PROVIDED DATA:

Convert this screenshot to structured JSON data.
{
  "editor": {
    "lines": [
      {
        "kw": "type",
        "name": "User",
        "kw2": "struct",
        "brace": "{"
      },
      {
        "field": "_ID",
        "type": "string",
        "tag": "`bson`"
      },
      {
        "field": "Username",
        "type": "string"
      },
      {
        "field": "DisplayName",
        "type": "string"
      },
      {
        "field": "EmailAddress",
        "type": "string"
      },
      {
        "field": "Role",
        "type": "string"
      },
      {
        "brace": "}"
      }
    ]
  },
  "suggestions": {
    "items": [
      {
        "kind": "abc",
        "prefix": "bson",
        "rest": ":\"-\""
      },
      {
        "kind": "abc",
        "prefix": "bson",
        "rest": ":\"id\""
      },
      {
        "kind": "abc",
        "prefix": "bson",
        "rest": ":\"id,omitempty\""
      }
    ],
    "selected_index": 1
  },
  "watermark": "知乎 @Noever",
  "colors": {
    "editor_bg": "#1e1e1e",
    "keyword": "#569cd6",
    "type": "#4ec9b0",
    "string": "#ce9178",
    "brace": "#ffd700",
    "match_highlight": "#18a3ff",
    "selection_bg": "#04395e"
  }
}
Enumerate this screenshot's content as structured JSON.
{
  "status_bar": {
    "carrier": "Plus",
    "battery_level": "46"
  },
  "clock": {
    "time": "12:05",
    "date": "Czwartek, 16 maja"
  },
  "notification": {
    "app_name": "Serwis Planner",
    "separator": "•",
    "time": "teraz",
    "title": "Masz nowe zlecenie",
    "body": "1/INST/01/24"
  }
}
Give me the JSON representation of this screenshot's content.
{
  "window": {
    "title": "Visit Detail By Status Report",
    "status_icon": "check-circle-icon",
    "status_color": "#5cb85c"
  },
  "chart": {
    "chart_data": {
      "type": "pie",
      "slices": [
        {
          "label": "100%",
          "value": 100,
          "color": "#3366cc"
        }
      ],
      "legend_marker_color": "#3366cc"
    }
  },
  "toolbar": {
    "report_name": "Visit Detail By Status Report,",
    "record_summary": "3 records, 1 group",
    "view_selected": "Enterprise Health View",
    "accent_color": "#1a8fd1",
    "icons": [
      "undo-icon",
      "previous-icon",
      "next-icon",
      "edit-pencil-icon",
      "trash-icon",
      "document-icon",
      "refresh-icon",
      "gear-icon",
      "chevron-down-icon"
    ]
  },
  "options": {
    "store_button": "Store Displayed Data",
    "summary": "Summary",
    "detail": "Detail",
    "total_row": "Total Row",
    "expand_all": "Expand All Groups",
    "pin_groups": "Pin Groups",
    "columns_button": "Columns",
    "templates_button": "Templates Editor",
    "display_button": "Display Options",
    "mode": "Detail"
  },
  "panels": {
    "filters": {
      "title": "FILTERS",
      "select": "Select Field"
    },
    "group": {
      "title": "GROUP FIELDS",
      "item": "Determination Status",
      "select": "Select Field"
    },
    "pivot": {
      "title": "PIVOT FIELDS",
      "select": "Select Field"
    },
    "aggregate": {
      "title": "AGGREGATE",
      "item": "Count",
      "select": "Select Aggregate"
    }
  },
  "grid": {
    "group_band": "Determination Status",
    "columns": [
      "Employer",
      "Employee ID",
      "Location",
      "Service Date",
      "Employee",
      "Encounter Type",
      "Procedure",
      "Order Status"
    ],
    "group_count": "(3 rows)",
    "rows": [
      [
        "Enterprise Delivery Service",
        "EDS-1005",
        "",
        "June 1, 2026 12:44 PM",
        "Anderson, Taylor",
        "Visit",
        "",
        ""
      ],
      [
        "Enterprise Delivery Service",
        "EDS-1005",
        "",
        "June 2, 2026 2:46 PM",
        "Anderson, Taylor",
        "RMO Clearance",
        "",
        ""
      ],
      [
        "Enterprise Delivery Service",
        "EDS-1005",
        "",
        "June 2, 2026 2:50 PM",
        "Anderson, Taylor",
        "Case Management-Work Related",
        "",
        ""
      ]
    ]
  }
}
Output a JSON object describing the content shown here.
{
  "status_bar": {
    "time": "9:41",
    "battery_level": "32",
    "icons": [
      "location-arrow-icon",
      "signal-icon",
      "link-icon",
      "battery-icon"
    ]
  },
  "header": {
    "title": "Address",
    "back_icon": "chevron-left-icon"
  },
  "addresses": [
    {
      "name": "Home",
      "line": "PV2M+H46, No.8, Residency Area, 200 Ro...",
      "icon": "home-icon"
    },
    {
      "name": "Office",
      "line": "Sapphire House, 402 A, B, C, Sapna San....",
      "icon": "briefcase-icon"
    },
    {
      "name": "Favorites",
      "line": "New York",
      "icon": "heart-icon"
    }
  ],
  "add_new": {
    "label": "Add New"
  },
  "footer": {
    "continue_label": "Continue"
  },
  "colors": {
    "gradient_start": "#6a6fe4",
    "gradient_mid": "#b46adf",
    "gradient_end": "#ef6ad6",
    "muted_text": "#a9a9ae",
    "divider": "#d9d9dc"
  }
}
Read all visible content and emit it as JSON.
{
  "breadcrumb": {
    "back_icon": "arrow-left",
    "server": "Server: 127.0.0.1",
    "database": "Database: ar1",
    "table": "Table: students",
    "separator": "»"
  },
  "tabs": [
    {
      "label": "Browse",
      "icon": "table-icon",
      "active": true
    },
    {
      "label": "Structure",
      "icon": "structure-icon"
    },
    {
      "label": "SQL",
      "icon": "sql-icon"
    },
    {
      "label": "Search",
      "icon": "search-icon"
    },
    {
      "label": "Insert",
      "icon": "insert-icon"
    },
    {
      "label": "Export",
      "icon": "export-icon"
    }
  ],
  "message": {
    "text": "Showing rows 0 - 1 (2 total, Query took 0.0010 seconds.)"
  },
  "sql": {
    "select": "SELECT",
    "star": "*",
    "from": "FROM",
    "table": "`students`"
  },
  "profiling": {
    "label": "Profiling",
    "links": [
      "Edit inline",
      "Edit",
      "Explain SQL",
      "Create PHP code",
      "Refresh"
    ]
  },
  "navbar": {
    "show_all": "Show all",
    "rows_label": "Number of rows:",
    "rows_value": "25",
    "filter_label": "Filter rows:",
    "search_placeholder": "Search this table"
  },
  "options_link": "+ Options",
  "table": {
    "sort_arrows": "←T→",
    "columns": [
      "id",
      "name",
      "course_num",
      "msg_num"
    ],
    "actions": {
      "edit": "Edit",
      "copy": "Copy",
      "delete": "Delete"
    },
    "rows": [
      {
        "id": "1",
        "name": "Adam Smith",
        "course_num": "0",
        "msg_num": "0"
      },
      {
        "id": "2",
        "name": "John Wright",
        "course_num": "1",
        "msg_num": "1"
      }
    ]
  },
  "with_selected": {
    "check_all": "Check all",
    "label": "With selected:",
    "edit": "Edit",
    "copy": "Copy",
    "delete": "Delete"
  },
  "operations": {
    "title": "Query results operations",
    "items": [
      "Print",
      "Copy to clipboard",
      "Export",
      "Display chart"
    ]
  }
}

EXERCISE DESCRIPTION:
Within the listing above, copy each line that has the string "Report".

ANSWER:
    "title": "Visit Detail By Status Report",
    "report_name": "Visit Detail By Status Report,",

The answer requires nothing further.